***** Records *****
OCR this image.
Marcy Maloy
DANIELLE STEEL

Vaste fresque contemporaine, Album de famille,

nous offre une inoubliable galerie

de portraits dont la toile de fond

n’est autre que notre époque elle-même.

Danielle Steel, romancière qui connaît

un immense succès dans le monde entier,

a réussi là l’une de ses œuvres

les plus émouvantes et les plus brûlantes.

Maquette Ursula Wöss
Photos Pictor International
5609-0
*****
***** Records *****
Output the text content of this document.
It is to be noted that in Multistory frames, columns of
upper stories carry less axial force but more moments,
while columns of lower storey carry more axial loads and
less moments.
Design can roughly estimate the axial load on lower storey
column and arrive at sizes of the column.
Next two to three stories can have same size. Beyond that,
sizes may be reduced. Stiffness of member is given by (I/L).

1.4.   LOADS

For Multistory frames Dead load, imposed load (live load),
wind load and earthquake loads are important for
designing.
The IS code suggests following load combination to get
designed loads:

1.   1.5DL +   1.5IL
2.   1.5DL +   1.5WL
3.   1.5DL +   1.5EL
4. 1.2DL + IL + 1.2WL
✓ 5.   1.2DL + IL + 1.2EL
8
*****
Exercise brief: Search the data for "storey". Copy every matching line.

Written solution:
while columns of lower storey carry more axial loads and
Design can roughly estimate the axial load on lower storey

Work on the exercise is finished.